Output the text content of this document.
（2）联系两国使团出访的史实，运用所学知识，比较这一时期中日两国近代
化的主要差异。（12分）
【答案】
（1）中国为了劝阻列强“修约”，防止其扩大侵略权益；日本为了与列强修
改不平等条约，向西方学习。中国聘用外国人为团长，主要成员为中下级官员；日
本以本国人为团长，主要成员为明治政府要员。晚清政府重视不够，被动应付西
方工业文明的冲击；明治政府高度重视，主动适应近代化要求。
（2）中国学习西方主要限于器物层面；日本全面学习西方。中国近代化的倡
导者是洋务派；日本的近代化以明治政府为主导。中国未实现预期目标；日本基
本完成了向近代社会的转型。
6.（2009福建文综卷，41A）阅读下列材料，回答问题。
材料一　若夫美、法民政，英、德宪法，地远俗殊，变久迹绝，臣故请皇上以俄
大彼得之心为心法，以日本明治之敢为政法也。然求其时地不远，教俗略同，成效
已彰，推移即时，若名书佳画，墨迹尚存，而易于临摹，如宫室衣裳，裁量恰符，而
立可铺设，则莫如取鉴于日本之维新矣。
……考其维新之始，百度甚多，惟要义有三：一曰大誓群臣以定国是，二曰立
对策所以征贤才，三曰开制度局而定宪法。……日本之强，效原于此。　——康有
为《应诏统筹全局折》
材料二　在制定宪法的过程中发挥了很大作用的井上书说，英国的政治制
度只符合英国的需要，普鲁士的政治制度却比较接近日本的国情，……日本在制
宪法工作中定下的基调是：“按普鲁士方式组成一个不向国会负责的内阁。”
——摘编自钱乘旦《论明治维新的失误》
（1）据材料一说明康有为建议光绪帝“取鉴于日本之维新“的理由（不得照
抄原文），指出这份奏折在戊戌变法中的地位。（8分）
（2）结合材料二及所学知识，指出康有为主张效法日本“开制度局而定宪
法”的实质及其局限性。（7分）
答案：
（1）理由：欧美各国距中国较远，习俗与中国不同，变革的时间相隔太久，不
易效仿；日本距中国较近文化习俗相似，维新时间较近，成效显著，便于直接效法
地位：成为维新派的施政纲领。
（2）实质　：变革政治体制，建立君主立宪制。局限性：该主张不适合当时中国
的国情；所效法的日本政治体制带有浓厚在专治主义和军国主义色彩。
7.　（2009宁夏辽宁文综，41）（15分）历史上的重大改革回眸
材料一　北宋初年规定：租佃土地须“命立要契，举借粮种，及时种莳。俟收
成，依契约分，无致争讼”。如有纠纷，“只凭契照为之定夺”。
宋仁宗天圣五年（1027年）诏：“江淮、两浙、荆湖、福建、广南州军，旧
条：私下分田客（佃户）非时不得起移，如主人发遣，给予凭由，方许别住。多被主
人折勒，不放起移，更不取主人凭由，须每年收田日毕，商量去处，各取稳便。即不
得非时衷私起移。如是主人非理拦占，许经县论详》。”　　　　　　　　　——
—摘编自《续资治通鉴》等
▬▬▬▬▬▬▬▬▬▬
- WRITTEN TASK:
Using the exact wording, write out all of the records.

- THE ANSWER:
Output the text content of this document.
（2）联系两国使团出访的史实，运用所学知识，比较这一时期中日两国近代
化的主要差异。（12分）
【答案】
（1）中国为了劝阻列强“修约”，防止其扩大侵略权益；日本为了与列强修
改不平等条约，向西方学习。中国聘用外国人为团长，主要成员为中下级官员；日
本以本国人为团长，主要成员为明治政府要员。晚清政府重视不够，被动应付西
方工业文明的冲击；明治政府高度重视，主动适应近代化要求。
（2）中国学习西方主要限于器物层面；日本全面学习西方。中国近代化的倡
导者是洋务派；日本的近代化以明治政府为主导。中国未实现预期目标；日本基
本完成了向近代社会的转型。
6.（2009福建文综卷，41A）阅读下列材料，回答问题。
材料一　若夫美、法民政，英、德宪法，地远俗殊，变久迹绝，臣故请皇上以俄
大彼得之心为心法，以日本明治之敢为政法也。然求其时地不远，教俗略同，成效
已彰，推移即时，若名书佳画，墨迹尚存，而易于临摹，如宫室衣裳，裁量恰符，而
立可铺设，则莫如取鉴于日本之维新矣。
……考其维新之始，百度甚多，惟要义有三：一曰大誓群臣以定国是，二曰立
对策所以征贤才，三曰开制度局而定宪法。……日本之强，效原于此。　——康有
为《应诏统筹全局折》
材料二　在制定宪法的过程中发挥了很大作用的井上书说，英国的政治制
度只符合英国的需要，普鲁士的政治制度却比较接近日本的国情，……日本在制
宪法工作中定下的基调是：“按普鲁士方式组成一个不向国会负责的内阁。”
——摘编自钱乘旦《论明治维新的失误》
（1）据材料一说明康有为建议光绪帝“取鉴于日本之维新“的理由（不得照
抄原文），指出这份奏折在戊戌变法中的地位。（8分）
（2）结合材料二及所学知识，指出康有为主张效法日本“开制度局而定宪
法”的实质及其局限性。（7分）
答案：
（1）理由：欧美各国距中国较远，习俗与中国不同，变革的时间相隔太久，不
易效仿；日本距中国较近文化习俗相似，维新时间较近，成效显著，便于直接效法
地位：成为维新派的施政纲领。
（2）实质　：变革政治体制，建立君主立宪制。局限性：该主张不适合当时中国
的国情；所效法的日本政治体制带有浓厚在专治主义和军国主义色彩。
7.　（2009宁夏辽宁文综，41）（15分）历史上的重大改革回眸
材料一　北宋初年规定：租佃土地须“命立要契，举借粮种，及时种莳。俟收
成，依契约分，无致争讼”。如有纠纷，“只凭契照为之定夺”。
宋仁宗天圣五年（1027年）诏：“江淮、两浙、荆湖、福建、广南州军，旧
条：私下分田客（佃户）非时不得起移，如主人发遣，给予凭由，方许别住。多被主
人折勒，不放起移，更不取主人凭由，须每年收田日毕，商量去处，各取稳便。即不
得非时衷私起移。如是主人非理拦占，许经县论详》。”　　　　　　　　　——
—摘编自《续资治通鉴》等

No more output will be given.